_WHAT YOU HAVE TO DO:_ Search the records for "from". Copy every line where it appears.

+-------+

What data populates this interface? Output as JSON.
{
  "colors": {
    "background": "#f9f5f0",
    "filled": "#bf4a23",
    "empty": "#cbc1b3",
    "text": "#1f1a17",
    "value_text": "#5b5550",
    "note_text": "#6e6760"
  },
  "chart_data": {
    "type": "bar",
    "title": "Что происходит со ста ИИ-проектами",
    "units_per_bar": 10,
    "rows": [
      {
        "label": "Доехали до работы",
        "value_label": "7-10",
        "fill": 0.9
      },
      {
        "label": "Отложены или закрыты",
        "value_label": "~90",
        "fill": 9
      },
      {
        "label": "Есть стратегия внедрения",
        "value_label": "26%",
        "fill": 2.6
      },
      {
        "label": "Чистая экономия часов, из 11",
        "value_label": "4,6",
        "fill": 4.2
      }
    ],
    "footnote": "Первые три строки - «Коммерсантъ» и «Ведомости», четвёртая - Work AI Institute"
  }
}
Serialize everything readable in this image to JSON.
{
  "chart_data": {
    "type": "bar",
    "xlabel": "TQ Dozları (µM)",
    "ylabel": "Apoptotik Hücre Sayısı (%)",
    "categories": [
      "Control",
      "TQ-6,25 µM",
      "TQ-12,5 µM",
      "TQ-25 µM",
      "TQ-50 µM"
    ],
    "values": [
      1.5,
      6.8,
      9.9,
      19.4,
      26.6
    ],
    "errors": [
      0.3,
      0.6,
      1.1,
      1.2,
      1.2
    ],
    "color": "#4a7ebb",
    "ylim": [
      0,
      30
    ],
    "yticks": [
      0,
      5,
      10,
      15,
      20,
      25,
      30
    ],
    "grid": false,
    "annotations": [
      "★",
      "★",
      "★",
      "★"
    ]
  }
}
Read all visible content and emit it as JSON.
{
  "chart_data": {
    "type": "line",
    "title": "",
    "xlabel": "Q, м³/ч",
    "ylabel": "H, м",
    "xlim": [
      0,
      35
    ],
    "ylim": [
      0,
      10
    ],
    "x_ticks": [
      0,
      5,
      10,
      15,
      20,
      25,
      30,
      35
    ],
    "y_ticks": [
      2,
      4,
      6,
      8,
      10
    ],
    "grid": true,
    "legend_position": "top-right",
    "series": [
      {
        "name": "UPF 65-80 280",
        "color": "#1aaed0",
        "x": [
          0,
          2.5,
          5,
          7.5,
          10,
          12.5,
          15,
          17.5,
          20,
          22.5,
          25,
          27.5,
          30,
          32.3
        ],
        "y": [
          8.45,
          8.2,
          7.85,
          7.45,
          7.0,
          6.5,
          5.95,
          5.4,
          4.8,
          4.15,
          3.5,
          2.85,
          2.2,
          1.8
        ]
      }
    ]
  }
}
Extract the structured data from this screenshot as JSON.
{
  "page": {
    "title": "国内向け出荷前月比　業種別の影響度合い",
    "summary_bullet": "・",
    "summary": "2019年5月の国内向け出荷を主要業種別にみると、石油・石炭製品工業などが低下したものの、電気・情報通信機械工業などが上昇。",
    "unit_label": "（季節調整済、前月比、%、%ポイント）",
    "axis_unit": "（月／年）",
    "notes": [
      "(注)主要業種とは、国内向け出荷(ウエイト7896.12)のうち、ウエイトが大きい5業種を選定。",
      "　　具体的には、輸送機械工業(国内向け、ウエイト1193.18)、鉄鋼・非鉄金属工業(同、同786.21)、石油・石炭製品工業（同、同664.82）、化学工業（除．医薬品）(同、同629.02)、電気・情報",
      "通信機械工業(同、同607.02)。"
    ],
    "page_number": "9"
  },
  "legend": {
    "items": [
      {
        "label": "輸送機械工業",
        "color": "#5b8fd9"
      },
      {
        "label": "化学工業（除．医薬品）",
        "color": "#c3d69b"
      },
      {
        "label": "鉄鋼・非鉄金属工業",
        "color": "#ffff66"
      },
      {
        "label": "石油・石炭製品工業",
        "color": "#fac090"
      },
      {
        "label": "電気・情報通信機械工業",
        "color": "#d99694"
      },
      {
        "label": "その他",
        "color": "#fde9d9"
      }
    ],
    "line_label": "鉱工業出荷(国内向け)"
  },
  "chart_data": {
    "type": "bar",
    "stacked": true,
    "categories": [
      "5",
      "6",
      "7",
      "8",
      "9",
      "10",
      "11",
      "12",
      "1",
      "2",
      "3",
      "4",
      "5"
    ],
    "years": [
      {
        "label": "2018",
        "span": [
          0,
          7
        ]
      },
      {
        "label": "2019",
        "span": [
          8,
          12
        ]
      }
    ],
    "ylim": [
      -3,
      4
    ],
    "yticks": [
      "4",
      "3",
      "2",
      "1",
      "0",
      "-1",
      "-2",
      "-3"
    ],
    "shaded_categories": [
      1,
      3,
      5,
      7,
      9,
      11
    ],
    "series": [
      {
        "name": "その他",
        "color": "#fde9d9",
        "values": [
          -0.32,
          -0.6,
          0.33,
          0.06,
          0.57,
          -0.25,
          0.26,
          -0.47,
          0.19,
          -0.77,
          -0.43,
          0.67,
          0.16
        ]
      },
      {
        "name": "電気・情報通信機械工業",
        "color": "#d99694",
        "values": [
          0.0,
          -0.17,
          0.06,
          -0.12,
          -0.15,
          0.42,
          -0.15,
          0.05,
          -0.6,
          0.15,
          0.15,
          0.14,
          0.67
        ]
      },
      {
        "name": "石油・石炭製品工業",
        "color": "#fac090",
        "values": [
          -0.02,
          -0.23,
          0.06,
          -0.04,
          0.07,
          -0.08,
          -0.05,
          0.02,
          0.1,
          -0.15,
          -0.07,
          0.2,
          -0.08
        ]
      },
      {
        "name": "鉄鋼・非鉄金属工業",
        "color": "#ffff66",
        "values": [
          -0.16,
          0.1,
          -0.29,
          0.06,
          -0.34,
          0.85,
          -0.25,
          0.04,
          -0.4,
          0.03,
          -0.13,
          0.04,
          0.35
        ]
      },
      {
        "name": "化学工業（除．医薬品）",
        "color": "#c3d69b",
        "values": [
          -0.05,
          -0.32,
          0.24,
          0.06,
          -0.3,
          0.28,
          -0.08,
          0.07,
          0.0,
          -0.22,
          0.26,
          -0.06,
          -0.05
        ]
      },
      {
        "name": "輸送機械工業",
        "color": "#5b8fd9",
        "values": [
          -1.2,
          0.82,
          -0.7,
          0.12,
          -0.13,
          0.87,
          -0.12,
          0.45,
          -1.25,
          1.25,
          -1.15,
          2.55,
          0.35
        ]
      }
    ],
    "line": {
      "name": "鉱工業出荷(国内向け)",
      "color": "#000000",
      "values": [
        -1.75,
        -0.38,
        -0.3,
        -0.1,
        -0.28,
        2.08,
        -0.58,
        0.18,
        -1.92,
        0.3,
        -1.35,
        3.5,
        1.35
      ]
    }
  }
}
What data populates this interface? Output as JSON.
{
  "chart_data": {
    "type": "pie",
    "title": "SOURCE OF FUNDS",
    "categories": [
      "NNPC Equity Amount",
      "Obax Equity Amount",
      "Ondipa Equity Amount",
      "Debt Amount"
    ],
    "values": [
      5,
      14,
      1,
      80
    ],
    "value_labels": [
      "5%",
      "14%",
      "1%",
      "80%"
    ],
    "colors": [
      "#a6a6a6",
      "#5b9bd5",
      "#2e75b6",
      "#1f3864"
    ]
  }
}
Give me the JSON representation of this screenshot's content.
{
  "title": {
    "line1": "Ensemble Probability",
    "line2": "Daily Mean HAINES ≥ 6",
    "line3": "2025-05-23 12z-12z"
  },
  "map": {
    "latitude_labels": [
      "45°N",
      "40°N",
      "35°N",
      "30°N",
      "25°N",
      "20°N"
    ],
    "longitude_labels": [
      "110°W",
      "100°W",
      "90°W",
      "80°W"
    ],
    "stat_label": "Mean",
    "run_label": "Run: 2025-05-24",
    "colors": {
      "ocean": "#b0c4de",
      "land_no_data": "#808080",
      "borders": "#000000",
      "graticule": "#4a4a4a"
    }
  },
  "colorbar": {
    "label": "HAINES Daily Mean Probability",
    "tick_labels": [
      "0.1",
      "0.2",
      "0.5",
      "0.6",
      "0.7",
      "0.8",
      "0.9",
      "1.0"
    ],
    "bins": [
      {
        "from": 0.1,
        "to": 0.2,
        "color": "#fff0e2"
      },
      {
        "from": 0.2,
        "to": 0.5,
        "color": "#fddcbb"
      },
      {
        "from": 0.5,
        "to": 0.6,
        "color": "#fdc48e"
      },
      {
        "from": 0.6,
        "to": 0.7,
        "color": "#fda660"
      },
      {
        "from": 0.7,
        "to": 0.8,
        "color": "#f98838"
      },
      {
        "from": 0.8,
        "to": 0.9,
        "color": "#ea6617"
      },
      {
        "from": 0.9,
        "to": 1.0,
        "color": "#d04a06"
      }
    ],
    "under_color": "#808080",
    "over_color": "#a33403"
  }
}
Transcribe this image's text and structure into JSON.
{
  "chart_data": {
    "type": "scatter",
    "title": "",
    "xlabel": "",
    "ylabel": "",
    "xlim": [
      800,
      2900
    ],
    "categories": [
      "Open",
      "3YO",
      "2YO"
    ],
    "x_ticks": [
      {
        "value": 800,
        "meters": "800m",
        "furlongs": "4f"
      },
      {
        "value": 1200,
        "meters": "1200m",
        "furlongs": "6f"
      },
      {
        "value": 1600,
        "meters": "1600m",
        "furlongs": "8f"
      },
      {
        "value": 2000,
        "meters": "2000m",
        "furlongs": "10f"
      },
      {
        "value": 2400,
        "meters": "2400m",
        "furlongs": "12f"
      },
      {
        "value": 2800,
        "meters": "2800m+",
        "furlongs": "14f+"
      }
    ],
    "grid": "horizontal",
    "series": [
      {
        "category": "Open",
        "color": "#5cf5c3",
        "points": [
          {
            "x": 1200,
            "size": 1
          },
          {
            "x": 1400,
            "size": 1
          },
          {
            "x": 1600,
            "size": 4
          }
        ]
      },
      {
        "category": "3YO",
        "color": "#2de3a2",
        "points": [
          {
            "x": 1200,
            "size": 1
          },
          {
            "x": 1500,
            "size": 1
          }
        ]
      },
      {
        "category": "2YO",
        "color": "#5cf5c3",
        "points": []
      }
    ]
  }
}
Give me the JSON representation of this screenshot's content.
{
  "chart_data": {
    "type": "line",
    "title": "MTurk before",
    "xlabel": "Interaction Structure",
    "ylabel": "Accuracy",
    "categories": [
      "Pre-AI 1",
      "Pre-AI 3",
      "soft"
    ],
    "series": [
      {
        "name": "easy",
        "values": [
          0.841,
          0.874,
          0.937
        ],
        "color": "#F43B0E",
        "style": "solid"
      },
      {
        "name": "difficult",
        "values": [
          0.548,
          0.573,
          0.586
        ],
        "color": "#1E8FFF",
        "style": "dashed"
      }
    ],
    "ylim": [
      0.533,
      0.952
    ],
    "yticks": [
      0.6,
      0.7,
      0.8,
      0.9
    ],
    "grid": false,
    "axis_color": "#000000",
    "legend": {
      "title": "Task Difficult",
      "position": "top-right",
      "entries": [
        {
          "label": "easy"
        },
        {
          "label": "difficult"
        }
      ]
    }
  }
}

+-------+

_FINISHED ANSWER:_
Extract the structured data from this screenshot as JSON.
        "from": 0.1,
        "from": 0.2,
        "from": 0.5,
        "from": 0.6,
        "from": 0.7,
        "from": 0.8,
        "from": 0.9,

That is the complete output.